* start Data supplied *

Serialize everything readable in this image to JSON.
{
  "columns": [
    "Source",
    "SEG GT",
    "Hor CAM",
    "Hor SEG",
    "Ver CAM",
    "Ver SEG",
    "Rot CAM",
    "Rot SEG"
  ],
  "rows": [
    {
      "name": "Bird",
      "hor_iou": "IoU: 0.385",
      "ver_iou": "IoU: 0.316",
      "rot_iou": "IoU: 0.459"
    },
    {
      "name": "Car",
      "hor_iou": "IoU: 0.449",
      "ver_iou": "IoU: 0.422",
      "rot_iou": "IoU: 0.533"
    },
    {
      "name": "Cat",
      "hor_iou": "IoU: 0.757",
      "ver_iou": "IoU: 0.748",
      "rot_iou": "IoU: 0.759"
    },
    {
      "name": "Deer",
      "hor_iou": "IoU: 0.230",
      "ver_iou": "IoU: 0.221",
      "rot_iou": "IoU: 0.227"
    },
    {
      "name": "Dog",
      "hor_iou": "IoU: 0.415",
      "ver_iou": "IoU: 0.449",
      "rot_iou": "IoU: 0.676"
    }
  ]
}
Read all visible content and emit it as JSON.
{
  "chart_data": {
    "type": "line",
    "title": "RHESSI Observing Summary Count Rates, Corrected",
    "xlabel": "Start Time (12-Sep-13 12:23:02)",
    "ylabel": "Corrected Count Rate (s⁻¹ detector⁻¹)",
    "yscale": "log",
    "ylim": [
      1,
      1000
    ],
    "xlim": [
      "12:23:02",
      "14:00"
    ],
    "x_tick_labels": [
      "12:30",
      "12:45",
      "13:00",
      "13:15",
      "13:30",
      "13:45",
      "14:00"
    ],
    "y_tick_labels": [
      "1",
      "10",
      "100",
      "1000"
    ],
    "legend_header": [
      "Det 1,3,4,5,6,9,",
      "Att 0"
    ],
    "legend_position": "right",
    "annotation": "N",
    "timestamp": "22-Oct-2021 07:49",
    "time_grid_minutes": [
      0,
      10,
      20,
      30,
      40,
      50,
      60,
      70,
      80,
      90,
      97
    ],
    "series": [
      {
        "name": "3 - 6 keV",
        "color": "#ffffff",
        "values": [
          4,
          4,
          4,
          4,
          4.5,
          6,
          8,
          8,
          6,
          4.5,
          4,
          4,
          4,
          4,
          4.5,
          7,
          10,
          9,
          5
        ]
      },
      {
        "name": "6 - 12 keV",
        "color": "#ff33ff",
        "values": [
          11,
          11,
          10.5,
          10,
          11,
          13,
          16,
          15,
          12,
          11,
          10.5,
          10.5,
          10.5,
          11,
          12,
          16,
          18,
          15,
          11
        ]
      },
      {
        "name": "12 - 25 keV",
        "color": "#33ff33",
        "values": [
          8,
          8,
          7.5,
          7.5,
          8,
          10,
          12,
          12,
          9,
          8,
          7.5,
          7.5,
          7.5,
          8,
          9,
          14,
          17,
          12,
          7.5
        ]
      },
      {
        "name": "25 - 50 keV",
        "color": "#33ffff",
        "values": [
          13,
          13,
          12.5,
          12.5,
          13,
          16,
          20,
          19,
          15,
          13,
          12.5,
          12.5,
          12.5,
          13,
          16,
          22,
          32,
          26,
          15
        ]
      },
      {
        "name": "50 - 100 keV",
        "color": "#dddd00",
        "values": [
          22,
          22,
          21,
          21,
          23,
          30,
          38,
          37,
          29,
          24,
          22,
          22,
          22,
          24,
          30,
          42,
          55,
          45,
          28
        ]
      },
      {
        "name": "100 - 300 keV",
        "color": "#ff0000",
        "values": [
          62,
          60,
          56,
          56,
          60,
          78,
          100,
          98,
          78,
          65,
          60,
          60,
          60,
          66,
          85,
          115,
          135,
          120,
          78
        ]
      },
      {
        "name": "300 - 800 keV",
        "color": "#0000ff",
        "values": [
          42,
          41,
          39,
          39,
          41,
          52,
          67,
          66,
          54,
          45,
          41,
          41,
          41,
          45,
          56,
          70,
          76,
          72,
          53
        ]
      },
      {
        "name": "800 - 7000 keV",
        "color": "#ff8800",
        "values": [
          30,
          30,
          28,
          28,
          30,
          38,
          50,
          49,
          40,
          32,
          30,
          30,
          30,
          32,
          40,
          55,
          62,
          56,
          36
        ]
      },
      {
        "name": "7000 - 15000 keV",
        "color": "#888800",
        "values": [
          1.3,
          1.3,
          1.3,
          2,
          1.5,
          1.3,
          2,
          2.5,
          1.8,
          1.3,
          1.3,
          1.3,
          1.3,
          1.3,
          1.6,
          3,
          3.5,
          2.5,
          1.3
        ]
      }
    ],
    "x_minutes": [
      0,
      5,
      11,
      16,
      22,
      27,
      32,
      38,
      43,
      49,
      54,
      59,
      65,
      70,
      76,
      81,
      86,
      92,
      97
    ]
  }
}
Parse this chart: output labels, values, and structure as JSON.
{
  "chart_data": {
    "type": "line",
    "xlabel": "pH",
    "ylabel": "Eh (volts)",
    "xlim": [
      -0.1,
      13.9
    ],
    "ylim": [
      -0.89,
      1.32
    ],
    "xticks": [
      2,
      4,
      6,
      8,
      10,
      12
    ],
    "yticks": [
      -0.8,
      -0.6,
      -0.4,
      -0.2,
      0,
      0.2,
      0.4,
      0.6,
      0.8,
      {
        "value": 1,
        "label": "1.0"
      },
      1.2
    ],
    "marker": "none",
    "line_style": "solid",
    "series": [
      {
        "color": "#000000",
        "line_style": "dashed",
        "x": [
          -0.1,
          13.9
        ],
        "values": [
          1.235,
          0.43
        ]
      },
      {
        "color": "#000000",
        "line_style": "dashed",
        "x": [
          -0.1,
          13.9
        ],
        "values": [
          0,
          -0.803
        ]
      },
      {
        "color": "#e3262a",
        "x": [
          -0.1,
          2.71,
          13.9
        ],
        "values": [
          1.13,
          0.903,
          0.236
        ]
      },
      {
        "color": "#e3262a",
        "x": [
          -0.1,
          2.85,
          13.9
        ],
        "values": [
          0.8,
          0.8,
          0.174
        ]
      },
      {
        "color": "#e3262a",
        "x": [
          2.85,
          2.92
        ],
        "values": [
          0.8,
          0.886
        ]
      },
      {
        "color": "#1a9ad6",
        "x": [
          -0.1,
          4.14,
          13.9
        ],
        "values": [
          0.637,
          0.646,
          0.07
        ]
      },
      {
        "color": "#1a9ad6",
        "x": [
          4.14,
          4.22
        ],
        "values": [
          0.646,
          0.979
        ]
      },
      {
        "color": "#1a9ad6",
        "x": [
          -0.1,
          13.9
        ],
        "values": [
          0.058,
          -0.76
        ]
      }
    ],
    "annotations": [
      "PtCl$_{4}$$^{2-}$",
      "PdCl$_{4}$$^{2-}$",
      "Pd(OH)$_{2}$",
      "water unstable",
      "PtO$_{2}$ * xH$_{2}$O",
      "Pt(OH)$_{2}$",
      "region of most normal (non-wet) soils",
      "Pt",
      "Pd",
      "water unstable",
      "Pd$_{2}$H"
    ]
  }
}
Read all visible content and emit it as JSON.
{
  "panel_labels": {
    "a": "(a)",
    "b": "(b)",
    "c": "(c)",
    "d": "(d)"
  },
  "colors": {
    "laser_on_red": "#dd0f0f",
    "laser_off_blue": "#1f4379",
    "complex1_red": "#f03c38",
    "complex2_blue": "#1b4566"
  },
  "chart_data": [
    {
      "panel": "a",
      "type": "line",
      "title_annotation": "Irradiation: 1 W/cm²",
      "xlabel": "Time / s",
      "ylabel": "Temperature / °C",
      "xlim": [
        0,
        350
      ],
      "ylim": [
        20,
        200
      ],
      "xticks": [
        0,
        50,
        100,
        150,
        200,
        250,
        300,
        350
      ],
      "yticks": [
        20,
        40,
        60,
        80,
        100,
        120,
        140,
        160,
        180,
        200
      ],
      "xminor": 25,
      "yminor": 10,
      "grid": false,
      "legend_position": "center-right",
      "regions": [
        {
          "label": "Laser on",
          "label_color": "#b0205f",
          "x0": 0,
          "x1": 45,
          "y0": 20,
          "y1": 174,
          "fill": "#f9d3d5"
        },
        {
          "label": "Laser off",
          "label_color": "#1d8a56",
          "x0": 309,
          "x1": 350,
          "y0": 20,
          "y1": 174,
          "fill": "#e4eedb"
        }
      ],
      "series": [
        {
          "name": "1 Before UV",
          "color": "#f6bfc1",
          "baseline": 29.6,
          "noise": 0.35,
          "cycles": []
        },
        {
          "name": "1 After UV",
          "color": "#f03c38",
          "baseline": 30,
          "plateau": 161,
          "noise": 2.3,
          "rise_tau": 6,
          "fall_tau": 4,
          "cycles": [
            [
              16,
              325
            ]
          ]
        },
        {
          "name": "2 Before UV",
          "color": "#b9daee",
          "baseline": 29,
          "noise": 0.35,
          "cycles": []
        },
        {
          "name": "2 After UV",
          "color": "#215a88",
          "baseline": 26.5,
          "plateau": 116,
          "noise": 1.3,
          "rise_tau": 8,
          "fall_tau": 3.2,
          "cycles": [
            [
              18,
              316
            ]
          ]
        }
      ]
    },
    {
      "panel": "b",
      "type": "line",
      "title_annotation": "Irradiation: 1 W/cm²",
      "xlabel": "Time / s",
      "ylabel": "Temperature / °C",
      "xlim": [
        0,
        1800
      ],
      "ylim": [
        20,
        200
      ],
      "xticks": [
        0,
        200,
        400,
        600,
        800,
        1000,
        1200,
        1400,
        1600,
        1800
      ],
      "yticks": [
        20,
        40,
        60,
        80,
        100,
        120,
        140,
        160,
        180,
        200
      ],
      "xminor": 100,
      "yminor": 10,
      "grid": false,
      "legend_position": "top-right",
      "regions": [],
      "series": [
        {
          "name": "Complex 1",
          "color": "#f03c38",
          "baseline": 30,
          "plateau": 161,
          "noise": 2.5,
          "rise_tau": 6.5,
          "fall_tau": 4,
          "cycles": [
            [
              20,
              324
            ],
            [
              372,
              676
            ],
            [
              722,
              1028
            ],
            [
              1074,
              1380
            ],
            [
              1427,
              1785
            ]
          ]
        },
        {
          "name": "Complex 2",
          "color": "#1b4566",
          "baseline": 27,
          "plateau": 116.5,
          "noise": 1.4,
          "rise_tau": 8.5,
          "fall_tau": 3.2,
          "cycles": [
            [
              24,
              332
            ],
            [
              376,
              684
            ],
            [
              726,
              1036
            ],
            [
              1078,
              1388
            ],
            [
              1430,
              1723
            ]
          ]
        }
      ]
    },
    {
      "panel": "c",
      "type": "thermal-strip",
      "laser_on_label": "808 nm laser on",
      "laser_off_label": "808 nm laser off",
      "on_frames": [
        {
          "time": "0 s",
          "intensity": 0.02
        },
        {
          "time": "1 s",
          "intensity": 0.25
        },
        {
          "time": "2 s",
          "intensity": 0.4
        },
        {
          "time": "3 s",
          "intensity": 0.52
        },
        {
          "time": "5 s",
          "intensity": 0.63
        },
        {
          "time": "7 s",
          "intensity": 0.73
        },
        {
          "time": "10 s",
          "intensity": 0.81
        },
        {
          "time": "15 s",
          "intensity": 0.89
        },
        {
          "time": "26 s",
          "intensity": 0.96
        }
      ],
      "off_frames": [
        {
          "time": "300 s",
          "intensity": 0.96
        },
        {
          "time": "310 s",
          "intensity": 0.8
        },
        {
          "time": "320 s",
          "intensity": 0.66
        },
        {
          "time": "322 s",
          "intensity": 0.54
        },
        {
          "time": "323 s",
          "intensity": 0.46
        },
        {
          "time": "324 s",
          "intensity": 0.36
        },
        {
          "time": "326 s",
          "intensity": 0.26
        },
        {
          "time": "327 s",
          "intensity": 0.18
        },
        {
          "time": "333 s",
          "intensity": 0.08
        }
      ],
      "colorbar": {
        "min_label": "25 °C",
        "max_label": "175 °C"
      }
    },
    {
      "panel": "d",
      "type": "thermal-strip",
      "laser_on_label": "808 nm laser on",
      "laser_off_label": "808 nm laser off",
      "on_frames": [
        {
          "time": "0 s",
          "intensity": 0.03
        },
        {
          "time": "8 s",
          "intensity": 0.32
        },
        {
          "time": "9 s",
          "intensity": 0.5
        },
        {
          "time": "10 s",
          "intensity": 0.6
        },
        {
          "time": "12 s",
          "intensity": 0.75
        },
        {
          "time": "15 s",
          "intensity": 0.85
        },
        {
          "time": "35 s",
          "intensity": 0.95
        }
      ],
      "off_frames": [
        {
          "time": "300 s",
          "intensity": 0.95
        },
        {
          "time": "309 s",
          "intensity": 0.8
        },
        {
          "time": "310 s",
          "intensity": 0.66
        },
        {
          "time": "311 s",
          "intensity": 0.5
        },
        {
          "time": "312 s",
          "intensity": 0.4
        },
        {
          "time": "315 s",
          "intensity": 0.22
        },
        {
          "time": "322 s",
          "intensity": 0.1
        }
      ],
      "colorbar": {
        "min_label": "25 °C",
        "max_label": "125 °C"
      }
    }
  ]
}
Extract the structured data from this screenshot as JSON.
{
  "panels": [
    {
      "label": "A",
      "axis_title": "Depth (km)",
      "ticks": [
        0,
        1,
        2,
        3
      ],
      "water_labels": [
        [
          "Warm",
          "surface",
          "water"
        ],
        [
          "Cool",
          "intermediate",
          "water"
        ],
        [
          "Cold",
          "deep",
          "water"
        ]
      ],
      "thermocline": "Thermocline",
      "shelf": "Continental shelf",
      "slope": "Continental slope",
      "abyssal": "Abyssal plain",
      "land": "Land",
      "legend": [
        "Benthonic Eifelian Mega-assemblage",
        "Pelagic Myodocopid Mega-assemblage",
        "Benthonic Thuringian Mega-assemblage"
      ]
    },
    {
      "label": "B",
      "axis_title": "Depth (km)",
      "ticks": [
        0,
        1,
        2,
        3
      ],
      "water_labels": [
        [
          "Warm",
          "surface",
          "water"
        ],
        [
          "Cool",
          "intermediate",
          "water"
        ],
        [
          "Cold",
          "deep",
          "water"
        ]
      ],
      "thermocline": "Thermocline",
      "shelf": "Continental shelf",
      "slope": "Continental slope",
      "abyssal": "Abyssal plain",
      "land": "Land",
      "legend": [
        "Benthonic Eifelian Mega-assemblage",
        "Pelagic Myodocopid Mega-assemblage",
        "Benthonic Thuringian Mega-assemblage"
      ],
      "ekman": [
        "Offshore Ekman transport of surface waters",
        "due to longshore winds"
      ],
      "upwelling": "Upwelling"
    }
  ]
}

* end Data supplied *

Directions for this task:
Every line from the line containing "Extract the structured" to the last line of the material above must be repeated exactly, and no other line.

Result below:
Extract the structured data from this screenshot as JSON.
{
  "panels": [
    {
      "label": "A",
      "axis_title": "Depth (km)",
      "ticks": [
        0,
        1,
        2,
        3
      ],
      "water_labels": [
        [
          "Warm",
          "surface",
          "water"
        ],
        [
          "Cool",
          "intermediate",
          "water"
        ],
        [
          "Cold",
          "deep",
          "water"
        ]
      ],
      "thermocline": "Thermocline",
      "shelf": "Continental shelf",
      "slope": "Continental slope",
      "abyssal": "Abyssal plain",
      "land": "Land",
      "legend": [
        "Benthonic Eifelian Mega-assemblage",
        "Pelagic Myodocopid Mega-assemblage",
        "Benthonic Thuringian Mega-assemblage"
      ]
    },
    {
      "label": "B",
      "axis_title": "Depth (km)",
      "ticks": [
        0,
        1,
        2,
        3
      ],
      "water_labels": [
        [
          "Warm",
          "surface",
          "water"
        ],
        [
          "Cool",
          "intermediate",
          "water"
        ],
        [
          "Cold",
          "deep",
          "water"
        ]
      ],
      "thermocline": "Thermocline",
      "shelf": "Continental shelf",
      "slope": "Continental slope",
      "abyssal": "Abyssal plain",
      "land": "Land",
      "legend": [
        "Benthonic Eifelian Mega-assemblage",
        "Pelagic Myodocopid Mega-assemblage",
        "Benthonic Thuringian Mega-assemblage"
      ],
      "ekman": [
        "Offshore Ekman transport of surface waters",
        "due to longshore winds"
      ],
      "upwelling": "Upwelling"
    }
  ]
}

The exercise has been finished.